§ INPUT RECORDS
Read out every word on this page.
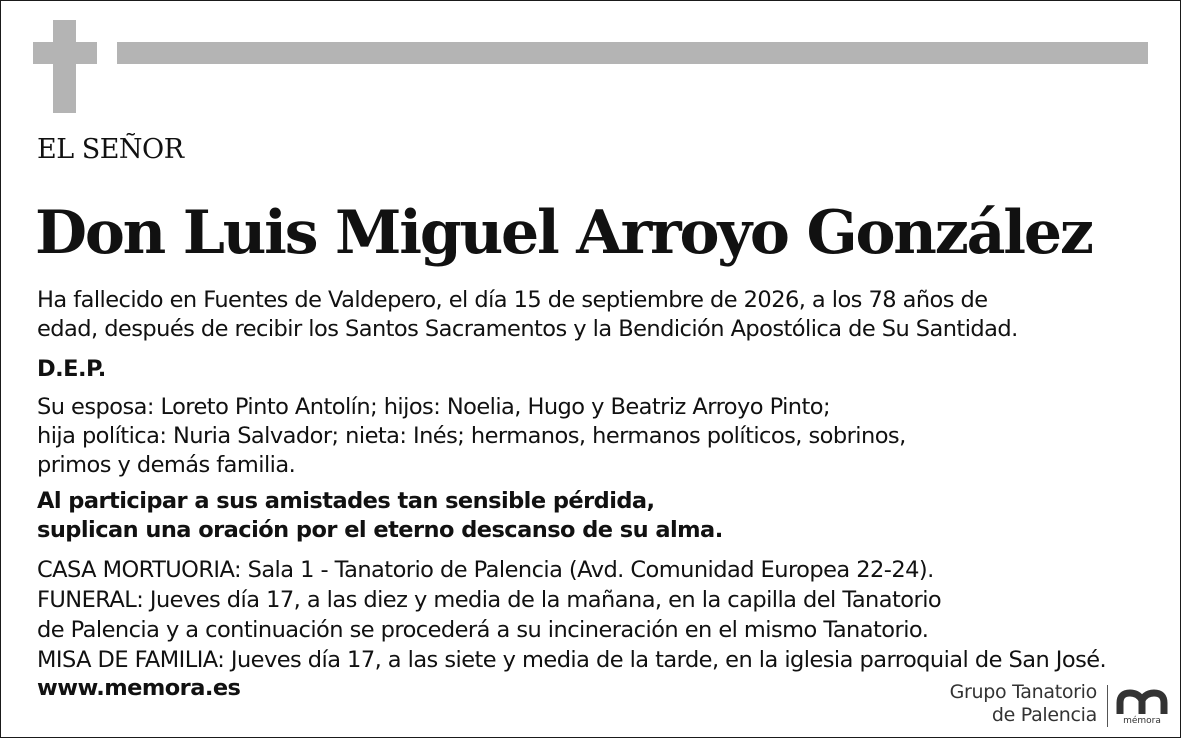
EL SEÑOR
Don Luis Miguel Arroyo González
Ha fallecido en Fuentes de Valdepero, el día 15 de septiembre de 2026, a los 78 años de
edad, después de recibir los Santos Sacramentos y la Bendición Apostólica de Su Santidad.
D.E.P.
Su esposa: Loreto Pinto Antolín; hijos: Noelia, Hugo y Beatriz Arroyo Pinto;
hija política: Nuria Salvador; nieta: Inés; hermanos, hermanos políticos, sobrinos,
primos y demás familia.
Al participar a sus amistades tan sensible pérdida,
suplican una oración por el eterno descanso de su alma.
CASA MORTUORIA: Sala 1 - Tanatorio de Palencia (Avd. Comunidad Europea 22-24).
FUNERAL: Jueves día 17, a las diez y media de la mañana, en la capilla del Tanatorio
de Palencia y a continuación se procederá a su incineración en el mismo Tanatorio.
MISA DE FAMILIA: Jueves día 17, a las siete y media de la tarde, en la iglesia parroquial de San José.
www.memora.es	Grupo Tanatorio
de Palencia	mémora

---

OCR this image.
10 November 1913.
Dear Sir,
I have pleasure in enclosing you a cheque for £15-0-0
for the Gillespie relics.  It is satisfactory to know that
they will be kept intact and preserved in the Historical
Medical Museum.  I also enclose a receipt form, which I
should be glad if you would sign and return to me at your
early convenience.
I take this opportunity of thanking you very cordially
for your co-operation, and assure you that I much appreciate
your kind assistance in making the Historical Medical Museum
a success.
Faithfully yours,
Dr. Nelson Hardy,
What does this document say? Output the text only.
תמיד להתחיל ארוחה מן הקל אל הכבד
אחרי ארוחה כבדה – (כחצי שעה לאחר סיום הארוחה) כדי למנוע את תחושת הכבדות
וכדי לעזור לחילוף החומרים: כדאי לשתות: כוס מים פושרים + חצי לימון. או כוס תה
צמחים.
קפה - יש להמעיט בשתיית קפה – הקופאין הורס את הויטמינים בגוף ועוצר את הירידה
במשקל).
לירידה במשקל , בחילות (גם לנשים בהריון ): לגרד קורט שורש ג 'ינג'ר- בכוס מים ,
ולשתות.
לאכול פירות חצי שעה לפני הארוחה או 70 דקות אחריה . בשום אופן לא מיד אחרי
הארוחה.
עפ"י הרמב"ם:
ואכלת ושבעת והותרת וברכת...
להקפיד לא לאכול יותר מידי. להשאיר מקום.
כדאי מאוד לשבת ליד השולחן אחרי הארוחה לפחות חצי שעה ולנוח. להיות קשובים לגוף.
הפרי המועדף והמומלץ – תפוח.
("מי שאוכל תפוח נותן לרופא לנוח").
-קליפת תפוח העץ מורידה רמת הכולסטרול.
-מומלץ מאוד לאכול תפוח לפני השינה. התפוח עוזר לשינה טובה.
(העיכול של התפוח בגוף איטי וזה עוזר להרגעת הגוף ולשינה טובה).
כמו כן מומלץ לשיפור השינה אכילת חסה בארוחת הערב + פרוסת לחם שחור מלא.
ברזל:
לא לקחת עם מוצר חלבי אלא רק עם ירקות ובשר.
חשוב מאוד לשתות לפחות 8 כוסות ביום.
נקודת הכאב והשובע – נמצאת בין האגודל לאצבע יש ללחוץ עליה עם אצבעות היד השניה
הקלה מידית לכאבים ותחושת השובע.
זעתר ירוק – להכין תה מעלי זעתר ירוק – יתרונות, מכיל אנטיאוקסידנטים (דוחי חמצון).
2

§ WHAT YOU NEED TO DO
How many lines of the listing above include the word "כדאי"? Reply with the number alone.

§ RESPONSE TO THE EXERCISE
2